[EXERCISE DIRECTIONS]
Reproduce, word for word, the lines of the records from the line containing "bar <box>635 349 748 574</box>" up to and including the line containing "y-tick-label: 8% <box>81 207 99 221</box>".
____ GIVEN RECORDS
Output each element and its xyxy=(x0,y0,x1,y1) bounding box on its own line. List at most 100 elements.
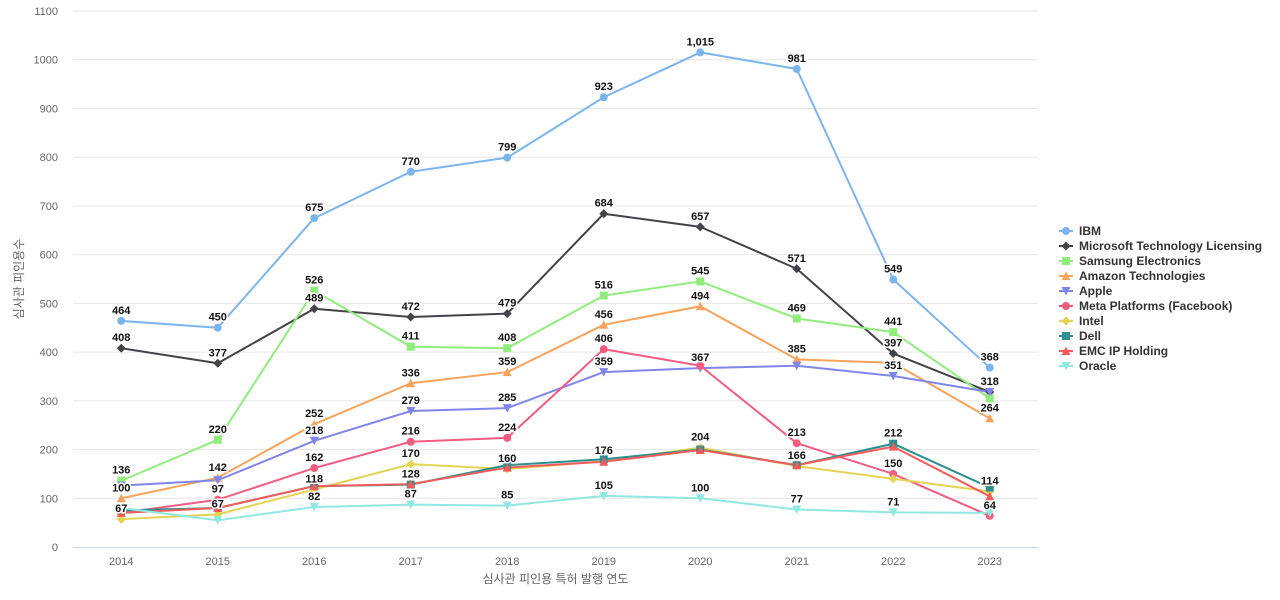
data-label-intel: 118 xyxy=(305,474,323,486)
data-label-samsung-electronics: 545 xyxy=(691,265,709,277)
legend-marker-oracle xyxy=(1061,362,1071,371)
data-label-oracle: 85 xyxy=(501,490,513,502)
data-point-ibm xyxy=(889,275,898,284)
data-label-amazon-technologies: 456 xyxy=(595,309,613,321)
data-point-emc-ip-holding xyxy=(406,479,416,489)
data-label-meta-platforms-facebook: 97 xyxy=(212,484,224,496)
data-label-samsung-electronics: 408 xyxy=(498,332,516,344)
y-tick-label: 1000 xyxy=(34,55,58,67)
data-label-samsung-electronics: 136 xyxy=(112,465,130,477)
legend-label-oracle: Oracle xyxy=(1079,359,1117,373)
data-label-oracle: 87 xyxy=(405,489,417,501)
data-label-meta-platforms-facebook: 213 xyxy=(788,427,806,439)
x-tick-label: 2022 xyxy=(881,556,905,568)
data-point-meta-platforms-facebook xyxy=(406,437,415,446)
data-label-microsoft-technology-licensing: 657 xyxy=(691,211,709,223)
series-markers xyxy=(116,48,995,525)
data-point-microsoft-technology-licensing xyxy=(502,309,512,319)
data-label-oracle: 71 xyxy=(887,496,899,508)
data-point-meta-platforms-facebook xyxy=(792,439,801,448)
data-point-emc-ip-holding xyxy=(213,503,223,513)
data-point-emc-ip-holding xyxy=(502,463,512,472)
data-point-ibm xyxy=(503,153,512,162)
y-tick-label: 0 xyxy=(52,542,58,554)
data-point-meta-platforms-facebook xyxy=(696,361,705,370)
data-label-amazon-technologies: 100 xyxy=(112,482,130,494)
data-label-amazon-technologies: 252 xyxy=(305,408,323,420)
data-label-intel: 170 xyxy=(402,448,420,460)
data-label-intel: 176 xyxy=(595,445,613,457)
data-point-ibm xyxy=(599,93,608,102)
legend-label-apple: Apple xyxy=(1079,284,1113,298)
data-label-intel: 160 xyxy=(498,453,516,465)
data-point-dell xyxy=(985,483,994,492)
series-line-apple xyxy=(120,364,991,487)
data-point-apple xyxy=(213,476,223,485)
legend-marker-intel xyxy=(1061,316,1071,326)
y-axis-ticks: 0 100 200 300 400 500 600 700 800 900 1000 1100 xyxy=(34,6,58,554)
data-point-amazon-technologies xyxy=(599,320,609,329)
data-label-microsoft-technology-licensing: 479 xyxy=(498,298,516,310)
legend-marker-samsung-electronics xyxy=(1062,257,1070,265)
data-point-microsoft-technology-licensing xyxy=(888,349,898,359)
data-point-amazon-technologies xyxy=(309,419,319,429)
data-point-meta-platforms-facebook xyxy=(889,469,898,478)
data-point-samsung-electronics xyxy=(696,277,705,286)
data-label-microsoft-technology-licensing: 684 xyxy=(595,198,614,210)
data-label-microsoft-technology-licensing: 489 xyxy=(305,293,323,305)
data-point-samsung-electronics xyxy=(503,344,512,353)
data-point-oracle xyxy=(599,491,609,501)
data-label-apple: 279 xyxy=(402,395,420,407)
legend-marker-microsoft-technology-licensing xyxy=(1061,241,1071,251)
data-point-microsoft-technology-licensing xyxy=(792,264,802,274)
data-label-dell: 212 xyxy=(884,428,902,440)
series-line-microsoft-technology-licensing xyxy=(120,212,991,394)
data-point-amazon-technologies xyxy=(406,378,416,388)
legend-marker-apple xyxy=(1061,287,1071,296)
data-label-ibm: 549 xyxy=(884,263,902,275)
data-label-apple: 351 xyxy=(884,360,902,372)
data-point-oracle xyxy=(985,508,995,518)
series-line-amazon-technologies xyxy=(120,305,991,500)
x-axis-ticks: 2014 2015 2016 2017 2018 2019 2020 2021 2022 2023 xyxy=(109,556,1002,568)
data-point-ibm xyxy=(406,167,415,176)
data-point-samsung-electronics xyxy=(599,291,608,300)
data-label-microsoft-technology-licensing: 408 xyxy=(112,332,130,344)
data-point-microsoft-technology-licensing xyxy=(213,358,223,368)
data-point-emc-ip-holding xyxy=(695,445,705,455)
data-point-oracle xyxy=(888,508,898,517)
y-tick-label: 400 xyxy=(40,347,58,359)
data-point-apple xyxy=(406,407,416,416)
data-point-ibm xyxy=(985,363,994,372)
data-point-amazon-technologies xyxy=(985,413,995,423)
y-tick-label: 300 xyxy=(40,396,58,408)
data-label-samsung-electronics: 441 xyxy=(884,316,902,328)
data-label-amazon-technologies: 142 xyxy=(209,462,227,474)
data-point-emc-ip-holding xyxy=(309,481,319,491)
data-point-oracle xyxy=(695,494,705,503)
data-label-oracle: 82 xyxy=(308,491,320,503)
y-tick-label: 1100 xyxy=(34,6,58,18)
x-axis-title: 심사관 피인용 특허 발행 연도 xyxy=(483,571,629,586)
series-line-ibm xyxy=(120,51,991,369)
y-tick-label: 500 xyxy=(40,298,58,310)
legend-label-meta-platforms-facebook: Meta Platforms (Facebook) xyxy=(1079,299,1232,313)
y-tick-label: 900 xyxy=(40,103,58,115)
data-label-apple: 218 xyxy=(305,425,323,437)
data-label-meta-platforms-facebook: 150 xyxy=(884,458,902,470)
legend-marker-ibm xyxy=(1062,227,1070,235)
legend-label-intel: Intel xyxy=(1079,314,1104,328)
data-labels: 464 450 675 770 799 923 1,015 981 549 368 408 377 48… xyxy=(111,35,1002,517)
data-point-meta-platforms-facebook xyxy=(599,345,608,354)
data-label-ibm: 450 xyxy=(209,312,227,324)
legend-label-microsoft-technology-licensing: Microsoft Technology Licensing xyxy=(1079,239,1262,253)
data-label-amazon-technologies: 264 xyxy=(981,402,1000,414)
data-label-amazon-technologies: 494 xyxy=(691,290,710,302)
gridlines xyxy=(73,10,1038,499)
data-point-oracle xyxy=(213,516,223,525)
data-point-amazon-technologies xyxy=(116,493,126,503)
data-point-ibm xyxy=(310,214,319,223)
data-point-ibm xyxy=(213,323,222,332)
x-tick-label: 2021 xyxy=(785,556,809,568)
________
____ GIVEN RECORDS
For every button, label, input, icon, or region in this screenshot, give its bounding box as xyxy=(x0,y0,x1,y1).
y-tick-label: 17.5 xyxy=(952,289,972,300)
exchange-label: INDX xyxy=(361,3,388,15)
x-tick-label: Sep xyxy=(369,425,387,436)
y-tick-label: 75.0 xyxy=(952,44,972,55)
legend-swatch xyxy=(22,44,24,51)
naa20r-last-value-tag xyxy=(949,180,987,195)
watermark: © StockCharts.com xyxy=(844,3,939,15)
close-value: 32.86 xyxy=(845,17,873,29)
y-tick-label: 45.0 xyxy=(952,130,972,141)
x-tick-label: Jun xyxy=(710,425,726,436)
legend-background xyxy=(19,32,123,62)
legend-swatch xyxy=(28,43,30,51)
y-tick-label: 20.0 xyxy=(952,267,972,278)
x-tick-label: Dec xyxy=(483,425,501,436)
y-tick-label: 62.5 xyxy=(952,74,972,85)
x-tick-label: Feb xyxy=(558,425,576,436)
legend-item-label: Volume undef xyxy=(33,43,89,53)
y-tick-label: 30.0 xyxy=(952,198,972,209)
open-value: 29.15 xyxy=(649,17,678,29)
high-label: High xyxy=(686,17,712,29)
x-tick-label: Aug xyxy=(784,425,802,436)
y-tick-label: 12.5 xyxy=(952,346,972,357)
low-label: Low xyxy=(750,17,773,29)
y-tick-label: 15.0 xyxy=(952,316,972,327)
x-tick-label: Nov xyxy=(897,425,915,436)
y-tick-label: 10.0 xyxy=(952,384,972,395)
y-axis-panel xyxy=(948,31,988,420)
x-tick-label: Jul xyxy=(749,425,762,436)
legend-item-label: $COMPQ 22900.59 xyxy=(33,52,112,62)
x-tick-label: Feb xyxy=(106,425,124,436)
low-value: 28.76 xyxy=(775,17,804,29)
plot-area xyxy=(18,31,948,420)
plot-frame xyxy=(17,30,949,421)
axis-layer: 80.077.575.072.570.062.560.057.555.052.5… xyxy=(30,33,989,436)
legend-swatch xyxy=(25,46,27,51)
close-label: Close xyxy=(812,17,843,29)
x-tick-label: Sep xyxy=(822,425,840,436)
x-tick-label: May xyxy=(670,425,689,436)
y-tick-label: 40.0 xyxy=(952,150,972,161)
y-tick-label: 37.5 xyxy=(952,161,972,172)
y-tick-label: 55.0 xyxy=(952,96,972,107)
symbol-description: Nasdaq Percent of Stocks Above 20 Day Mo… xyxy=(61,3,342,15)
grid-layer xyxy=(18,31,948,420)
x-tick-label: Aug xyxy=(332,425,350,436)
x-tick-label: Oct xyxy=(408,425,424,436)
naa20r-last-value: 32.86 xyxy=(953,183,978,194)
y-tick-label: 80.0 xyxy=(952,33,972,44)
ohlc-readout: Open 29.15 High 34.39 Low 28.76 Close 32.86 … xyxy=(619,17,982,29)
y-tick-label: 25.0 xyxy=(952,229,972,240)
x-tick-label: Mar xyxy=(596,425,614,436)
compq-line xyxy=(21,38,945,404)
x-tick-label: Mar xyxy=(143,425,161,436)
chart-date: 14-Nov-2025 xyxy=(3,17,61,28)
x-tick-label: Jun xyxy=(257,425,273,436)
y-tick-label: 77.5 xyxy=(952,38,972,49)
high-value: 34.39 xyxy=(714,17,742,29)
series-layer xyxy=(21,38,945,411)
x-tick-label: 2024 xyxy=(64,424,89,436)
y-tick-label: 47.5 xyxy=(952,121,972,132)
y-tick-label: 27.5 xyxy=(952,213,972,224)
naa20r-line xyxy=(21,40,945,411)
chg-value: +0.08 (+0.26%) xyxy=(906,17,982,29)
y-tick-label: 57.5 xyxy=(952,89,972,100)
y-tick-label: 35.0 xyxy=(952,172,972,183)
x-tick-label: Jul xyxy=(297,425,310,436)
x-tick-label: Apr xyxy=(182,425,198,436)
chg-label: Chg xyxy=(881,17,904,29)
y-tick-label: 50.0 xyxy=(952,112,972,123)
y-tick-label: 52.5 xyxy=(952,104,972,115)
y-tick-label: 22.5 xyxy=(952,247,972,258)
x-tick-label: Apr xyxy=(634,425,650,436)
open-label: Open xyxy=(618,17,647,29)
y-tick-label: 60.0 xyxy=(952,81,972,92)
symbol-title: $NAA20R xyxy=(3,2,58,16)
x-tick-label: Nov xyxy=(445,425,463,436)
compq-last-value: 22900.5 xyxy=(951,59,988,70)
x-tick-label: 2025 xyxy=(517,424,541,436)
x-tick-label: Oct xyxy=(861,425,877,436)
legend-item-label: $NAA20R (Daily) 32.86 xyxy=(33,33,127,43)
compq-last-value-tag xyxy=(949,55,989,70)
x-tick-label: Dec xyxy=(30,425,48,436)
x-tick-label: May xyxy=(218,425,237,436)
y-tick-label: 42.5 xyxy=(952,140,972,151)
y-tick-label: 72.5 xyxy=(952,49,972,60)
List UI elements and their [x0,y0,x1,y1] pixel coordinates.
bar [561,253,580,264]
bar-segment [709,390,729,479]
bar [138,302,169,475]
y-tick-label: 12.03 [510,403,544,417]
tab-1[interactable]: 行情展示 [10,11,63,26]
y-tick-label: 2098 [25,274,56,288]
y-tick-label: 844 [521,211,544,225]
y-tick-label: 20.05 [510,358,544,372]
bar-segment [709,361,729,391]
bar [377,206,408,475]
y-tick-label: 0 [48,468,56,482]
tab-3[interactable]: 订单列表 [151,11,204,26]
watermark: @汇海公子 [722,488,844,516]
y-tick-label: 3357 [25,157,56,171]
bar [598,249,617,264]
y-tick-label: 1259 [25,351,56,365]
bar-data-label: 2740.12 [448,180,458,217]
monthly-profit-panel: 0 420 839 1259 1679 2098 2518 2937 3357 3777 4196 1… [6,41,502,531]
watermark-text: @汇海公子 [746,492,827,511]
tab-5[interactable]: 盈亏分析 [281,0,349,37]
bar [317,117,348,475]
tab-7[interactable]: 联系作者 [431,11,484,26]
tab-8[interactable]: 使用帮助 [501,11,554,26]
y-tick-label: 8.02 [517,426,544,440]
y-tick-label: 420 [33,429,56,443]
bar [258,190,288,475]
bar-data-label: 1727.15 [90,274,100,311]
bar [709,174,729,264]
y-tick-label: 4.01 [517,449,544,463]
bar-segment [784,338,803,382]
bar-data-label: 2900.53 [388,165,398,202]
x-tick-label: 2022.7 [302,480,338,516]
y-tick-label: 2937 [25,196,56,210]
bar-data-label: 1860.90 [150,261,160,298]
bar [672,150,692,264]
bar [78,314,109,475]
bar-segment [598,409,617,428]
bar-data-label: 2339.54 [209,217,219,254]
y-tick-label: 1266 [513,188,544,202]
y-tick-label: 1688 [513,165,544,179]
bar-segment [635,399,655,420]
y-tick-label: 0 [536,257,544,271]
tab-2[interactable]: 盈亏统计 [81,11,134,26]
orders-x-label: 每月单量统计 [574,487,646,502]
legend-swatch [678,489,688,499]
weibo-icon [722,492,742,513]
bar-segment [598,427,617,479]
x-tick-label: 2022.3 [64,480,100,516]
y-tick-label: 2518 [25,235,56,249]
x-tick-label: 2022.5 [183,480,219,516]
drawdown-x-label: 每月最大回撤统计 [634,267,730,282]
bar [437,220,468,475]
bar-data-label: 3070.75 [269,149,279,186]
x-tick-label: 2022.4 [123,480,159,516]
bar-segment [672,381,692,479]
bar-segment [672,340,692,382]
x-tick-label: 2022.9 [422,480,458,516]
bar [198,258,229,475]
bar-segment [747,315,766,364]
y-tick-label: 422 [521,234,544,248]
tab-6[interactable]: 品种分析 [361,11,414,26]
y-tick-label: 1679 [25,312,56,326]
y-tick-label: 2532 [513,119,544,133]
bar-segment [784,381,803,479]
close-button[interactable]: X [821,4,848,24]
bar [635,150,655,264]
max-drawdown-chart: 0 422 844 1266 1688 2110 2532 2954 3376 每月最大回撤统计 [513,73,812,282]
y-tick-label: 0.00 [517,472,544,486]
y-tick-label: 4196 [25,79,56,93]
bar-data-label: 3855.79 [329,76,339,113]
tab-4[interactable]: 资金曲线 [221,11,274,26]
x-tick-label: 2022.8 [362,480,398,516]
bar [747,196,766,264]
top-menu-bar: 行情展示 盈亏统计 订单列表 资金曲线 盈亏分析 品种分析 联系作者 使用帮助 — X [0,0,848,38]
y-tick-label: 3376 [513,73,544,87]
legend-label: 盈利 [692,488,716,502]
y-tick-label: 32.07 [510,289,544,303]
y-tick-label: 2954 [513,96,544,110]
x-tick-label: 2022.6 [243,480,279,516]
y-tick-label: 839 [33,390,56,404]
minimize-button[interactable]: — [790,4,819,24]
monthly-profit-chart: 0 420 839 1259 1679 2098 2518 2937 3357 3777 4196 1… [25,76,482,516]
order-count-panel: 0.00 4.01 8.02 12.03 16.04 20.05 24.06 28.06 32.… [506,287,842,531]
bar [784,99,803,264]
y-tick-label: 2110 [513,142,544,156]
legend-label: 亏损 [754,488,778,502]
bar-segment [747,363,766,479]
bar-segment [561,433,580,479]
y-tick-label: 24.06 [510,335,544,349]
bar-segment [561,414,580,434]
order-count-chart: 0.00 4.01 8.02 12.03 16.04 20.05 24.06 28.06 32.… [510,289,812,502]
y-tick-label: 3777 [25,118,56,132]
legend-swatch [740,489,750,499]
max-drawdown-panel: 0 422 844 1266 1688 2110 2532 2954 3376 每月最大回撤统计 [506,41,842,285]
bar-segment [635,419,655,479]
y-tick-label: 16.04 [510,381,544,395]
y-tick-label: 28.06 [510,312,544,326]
________
____ GIVEN RECORDS
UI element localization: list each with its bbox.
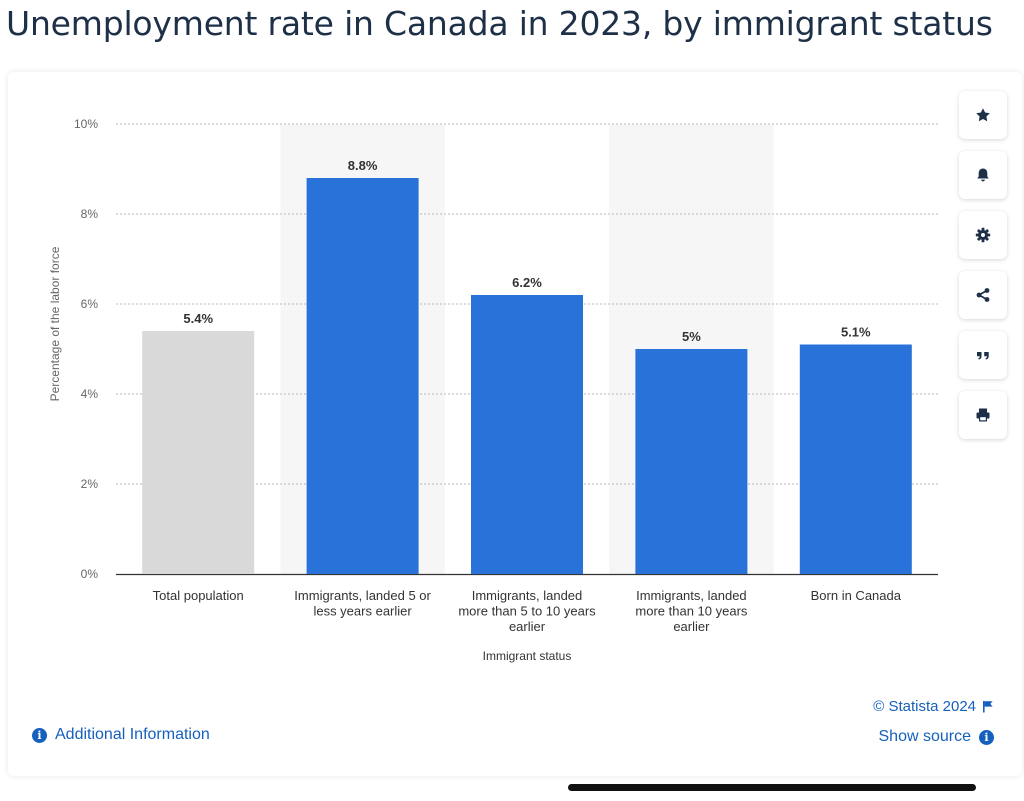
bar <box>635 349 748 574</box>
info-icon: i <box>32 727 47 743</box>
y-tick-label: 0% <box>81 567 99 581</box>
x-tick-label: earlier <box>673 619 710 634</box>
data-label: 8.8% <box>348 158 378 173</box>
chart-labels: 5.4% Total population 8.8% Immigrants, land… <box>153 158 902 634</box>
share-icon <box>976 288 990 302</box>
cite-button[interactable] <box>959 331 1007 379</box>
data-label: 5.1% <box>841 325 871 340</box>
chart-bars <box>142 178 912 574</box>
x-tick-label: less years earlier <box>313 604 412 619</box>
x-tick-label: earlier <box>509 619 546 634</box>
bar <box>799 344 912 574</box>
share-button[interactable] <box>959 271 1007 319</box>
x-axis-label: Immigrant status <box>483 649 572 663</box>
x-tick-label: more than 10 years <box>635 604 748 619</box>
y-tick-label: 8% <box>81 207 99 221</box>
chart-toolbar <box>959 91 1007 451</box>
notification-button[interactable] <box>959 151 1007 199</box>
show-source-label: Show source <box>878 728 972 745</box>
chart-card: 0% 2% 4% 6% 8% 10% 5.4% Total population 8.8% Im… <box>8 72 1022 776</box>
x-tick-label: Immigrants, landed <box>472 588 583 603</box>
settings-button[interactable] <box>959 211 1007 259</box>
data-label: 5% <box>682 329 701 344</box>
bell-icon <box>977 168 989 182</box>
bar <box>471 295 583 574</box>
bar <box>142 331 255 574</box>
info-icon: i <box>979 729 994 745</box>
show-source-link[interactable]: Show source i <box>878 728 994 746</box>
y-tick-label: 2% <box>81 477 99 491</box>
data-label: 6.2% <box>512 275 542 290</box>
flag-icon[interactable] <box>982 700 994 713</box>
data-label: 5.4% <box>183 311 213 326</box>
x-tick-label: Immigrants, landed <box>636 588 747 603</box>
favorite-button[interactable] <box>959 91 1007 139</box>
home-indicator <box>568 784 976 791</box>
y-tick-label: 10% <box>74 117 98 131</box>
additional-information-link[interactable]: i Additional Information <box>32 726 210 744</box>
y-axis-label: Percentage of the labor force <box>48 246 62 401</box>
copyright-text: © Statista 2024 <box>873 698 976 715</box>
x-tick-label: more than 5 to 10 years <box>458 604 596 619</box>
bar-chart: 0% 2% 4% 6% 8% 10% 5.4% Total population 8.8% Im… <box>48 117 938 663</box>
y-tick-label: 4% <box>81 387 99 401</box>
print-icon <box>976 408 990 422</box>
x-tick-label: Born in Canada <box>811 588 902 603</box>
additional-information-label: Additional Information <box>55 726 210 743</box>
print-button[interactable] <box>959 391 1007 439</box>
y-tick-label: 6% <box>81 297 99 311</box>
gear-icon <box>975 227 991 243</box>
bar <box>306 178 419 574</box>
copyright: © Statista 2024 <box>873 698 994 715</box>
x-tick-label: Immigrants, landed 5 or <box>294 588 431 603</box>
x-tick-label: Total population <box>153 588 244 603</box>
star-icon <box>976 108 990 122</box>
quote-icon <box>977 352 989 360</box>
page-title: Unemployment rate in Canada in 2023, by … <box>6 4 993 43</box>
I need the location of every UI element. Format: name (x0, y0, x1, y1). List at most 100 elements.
________
[SOLUTION TO THIS TASK]
bar <box>635 349 748 574</box>
info-icon: i <box>32 727 47 743</box>
y-tick-label: 0% <box>81 567 99 581</box>
x-tick-label: earlier <box>673 619 710 634</box>
data-label: 8.8% <box>348 158 378 173</box>
chart-labels: 5.4% Total population 8.8% Immigrants, land… <box>153 158 902 634</box>
share-icon <box>976 288 990 302</box>
cite-button[interactable] <box>959 331 1007 379</box>
data-label: 5.1% <box>841 325 871 340</box>
chart-bars <box>142 178 912 574</box>
x-tick-label: less years earlier <box>313 604 412 619</box>
x-tick-label: earlier <box>509 619 546 634</box>
bar <box>799 344 912 574</box>
share-button[interactable] <box>959 271 1007 319</box>
x-axis-label: Immigrant status <box>483 649 572 663</box>
x-tick-label: more than 10 years <box>635 604 748 619</box>
y-tick-label: 8% <box>81 207 99 221</box>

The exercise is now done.